* **Document extract**
A hierarchical cluster (agglomerative) analysis was performed and the labels were awarded based on the cluster population (see Figure 9). This should emulate postprocess inspection based upon unrecorded parameters, for example, inspection of weight, colour, smell, sound, or other unrecorded product parameters. In this case clearly outlying clusters were labelled “bad.”

This allows classified vectors, which are needed for the following analysis using supervised machine learning on all process states TOM, TOM_DICK, and TOM_DICK_HARRY (T, TD, TDH), represented by the various accumulations of the feature vectors.

3.2. Methodology

In this section, a methodology to analyze a data set based on a process sequence as described above is introduced. The objective of the presented methodology is to derive information from the data set to increase transparency and advance the knowledge about the overall system. By using advanced machine learning techniques, it is possible to utilize “hidden” information that would normally not be taken into consideration.

A key factor which differentiates this methodology from many other is the combination of advanced machine learning techniques with strategic preparation of the data set according to the state view described earlier. This has to be done prior to the application of supervised machine learning based feature ranking as described below, ideally as part of the data preprocessing.

Machine learning promises the ability to handle complicated optimization problems. It is able to handle high-dimensional data in a complex and dynamic, even chaotic environment rather well depending on the algorithm used [8, 9]. ML algorithms provide the opportunity to learn from the dynamic system and adapt to changing environment automatically to a certain extent [10, 11].

A common metaclassification of machine learning algorithms is “unsupervised,” “supervised,” and “reinforcement” machine learning [12, 13]. Whereas for unsupervised machine learning the data is not labelled, thus no feedback if provided from an external source, supervised machine learning, and Reinforcement Learning (RL) rely on external feedback. RL is based on an evaluation of a chosen action whereas for supervised machine learning, the correct label is provided by a teacher [12].

Supervised machine learning was found to be a good fit for problems and application with access to labelled data and available expert feedback. A domain with such properties is, for example, manufacturing [11]. In the application cases of this methodology, the availability of labels and expert feedback is assumed. Thus, supervised machine learning is focused on from here on.

* **Annotated element entries**
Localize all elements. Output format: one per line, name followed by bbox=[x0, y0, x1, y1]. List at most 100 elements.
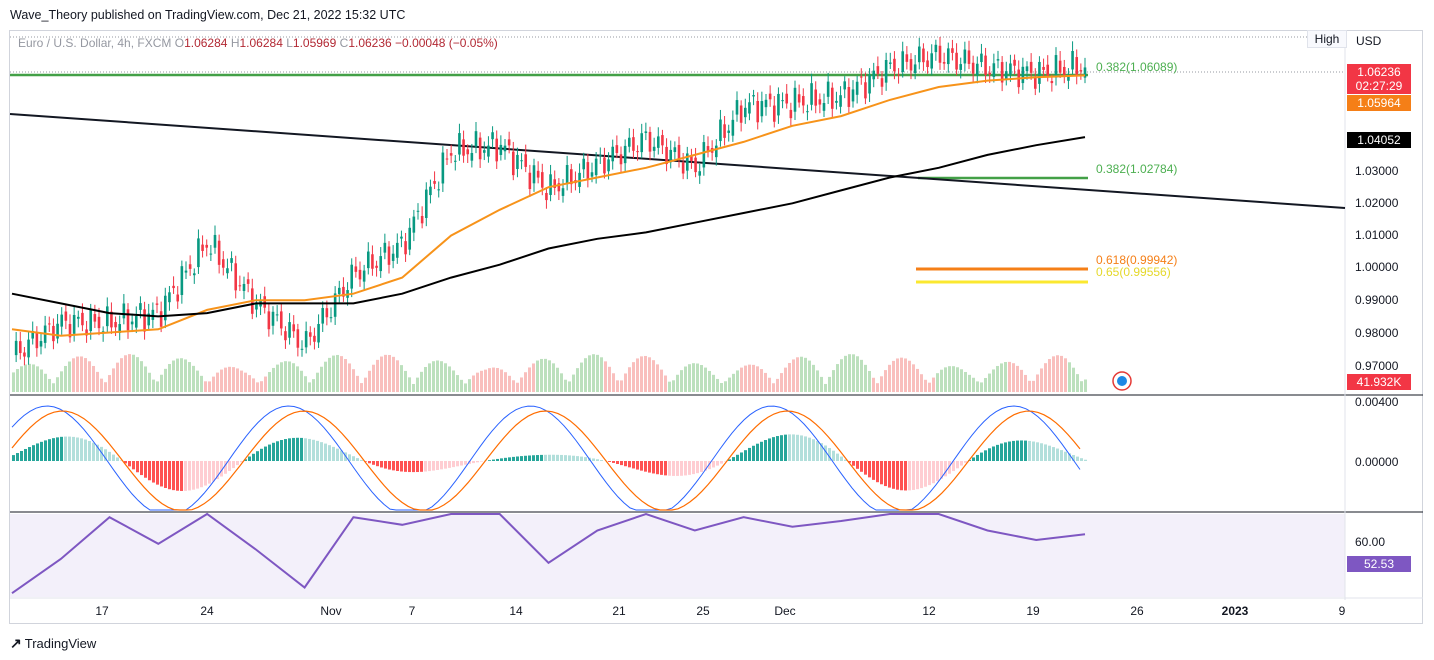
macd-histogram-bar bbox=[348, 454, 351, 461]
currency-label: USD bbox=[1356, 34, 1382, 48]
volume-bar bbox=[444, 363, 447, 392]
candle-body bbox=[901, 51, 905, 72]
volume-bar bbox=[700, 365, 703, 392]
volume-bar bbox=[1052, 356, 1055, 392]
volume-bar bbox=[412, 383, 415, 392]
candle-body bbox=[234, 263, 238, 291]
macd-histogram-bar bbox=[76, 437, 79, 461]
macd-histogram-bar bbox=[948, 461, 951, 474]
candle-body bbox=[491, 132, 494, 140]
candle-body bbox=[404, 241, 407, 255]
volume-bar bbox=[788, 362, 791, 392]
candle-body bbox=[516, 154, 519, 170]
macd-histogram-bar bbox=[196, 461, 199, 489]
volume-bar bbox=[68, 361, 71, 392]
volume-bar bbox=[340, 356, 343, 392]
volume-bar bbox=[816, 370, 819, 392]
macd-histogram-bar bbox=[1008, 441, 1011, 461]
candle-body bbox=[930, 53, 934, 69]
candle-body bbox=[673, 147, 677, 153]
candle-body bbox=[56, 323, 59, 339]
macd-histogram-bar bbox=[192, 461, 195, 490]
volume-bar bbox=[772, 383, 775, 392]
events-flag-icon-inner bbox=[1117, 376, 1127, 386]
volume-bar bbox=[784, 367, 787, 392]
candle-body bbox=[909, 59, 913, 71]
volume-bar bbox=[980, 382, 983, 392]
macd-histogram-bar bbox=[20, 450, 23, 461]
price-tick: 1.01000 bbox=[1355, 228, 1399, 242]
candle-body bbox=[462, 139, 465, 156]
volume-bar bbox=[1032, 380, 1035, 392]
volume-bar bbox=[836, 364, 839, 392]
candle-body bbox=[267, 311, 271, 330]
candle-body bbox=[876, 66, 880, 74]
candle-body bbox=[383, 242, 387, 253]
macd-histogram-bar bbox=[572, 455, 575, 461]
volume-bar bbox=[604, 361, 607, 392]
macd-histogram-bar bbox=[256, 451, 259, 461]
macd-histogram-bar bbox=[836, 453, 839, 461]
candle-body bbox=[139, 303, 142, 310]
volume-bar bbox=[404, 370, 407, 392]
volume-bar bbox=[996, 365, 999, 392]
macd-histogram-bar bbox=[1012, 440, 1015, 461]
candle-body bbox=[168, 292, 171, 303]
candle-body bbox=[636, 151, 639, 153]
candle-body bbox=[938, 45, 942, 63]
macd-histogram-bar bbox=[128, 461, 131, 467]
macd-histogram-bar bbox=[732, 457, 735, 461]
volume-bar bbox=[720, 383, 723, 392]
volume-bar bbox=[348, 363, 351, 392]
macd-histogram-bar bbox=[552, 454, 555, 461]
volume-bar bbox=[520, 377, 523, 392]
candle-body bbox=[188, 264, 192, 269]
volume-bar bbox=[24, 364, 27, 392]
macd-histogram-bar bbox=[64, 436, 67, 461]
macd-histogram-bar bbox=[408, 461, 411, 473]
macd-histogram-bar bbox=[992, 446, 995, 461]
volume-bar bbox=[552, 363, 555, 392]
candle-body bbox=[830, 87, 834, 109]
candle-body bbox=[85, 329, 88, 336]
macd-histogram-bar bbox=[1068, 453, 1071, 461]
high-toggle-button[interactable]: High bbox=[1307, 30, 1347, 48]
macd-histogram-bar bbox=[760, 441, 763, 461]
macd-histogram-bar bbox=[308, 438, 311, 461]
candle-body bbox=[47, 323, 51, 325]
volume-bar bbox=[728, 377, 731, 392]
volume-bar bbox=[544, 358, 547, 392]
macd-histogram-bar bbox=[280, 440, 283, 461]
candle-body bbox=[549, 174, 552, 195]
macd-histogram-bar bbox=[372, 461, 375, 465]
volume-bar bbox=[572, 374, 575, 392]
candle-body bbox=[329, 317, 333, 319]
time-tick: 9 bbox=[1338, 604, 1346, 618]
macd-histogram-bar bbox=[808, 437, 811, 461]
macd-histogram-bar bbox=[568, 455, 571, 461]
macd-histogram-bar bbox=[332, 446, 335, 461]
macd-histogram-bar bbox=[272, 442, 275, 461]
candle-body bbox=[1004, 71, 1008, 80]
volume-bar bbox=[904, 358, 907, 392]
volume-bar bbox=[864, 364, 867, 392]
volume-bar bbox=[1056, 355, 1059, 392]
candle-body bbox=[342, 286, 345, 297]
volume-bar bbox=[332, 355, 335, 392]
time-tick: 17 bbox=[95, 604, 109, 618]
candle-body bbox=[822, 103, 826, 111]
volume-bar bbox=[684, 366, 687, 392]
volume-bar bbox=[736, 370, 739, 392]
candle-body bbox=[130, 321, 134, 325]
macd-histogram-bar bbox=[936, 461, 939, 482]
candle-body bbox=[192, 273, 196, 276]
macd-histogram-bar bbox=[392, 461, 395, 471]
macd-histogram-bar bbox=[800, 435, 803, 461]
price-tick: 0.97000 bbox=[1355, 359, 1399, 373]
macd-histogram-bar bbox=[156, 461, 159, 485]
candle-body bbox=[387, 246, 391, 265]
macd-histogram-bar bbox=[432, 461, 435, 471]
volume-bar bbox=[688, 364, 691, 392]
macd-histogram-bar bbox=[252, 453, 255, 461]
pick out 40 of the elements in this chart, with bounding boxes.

* **Tasks to perform**
1 - Rewrite only the rows from the line with "macd-histogram-bar bbox=[348, 454, 351, 461]" up to and including the line with "events-flag-icon-inner bbox=[1117, 376, 1127, 386]", replacing "volume-bar" with "volume-column" and leaving everything else unchanged.
2 - Extend the passage on the machine learning methodology by continuing it from where it stops.

* **Outputs in order**
1 -
macd-histogram-bar bbox=[348, 454, 351, 461]
currency-label: USD bbox=[1356, 34, 1382, 48]
volume-column bbox=[444, 363, 447, 392]
candle-body bbox=[901, 51, 905, 72]
volume-column bbox=[700, 365, 703, 392]
volume-column bbox=[1052, 356, 1055, 392]
volume-column bbox=[412, 383, 415, 392]
candle-body bbox=[234, 263, 238, 291]
macd-histogram-bar bbox=[76, 437, 79, 461]
macd-histogram-bar bbox=[948, 461, 951, 474]
candle-body bbox=[491, 132, 494, 140]
candle-body bbox=[404, 241, 407, 255]
volume-column bbox=[788, 362, 791, 392]
candle-body bbox=[516, 154, 519, 170]
macd-histogram-bar bbox=[196, 461, 199, 489]
volume-column bbox=[68, 361, 71, 392]
volume-column bbox=[340, 356, 343, 392]
volume-column bbox=[816, 370, 819, 392]
macd-histogram-bar bbox=[1008, 441, 1011, 461]
candle-body bbox=[930, 53, 934, 69]
candle-body bbox=[673, 147, 677, 153]
candle-body bbox=[56, 323, 59, 339]
macd-histogram-bar bbox=[192, 461, 195, 490]
volume-column bbox=[772, 383, 775, 392]
events-flag-icon-inner bbox=[1117, 376, 1127, 386]

2 -
There are several supervised machine learning algorithms and variations available today. Each of them has distinct advantages and challenges. Kotsiantis [13] compared several algorithms according to different dimensions. A rather promising algorithm for the illustrated application of this methodology is Support Vector Machines (SVM), introduced by Cortes and Vapnik [14] as a new machine learning technique for two-group classification problems. Burbidge et al. [15] found SVM to be a “robust and highly accurate intelligent classification technique well suited for structure-activity relationship analysis.” SVM can be understood as a practical methodology of the theoretical framework of statistical learning theory (STL) [16]. The idea behind it is that input vectors are nonlinearly mapped to a very high-dimensional feature space [14]. SVM can be combined with different kernels (e.g., neural networks; Anova) [17]. Hence, SVM is a very adaptable algorithm, suitable for a broad range of applications, requirements, and problem characteristics (Table 1).

SVM as a classification technique has its roots in statistical learning theory [18, 19] and has shown promising empirical results in a number of practical manufacturing applications [20, 21] and works very well with high-dimensional data [19, 22–26]. Another aspect of this approach is that it represents the decision boundary using a subset of the training examples, known as the support vectors.

In order to identify the relevant state drivers of the accumulated state vector, a ranking of the descriptive state characteristics and process parameters (summarized as features in machine learning terms) is necessary. SVM has the possibility to take the different, often just implicitly known process, intra- and interrelations into account. This can be done as a simple matter using SVM. The general idea behind this feature ranking, also known as feature selection, is to identify or rank “relevant” characteristics which are either able to represent a system through generalization or are important to monitor as they may allow prediction of a certain (future) outcome/behaviour. This enables the identification of relevant state drivers in multistage process sequences.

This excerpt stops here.